### To do
The records below are to be quoted in full; please keep every word exact.

### Stored records
-.-.-

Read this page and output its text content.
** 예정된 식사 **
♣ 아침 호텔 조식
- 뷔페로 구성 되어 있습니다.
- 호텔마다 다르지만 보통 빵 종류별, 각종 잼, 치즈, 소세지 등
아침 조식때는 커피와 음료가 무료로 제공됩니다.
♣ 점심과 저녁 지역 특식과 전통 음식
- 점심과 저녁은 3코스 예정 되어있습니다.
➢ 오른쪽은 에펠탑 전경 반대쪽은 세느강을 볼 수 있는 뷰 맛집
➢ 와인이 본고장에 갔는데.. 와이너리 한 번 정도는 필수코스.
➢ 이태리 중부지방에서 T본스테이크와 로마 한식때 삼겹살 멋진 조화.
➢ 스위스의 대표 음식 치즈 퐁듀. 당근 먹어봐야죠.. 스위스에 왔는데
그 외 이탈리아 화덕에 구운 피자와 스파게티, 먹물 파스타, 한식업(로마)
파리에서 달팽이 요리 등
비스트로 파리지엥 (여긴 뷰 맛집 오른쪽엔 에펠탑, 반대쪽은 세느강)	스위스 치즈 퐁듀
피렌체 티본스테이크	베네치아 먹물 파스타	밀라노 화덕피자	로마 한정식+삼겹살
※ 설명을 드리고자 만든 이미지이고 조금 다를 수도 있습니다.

-.-.-

### Exercise solution
Read this page and output its text content.
** 예정된 식사 **
♣ 아침 호텔 조식
- 뷔페로 구성 되어 있습니다.
- 호텔마다 다르지만 보통 빵 종류별, 각종 잼, 치즈, 소세지 등
아침 조식때는 커피와 음료가 무료로 제공됩니다.
♣ 점심과 저녁 지역 특식과 전통 음식
- 점심과 저녁은 3코스 예정 되어있습니다.
➢ 오른쪽은 에펠탑 전경 반대쪽은 세느강을 볼 수 있는 뷰 맛집
➢ 와인이 본고장에 갔는데.. 와이너리 한 번 정도는 필수코스.
➢ 이태리 중부지방에서 T본스테이크와 로마 한식때 삼겹살 멋진 조화.
➢ 스위스의 대표 음식 치즈 퐁듀. 당근 먹어봐야죠.. 스위스에 왔는데
그 외 이탈리아 화덕에 구운 피자와 스파게티, 먹물 파스타, 한식업(로마)
파리에서 달팽이 요리 등
비스트로 파리지엥 (여긴 뷰 맛집 오른쪽엔 에펠탑, 반대쪽은 세느강)	스위스 치즈 퐁듀
피렌체 티본스테이크	베네치아 먹물 파스타	밀라노 화덕피자	로마 한정식+삼겹살
※ 설명을 드리고자 만든 이미지이고 조금 다를 수도 있습니다.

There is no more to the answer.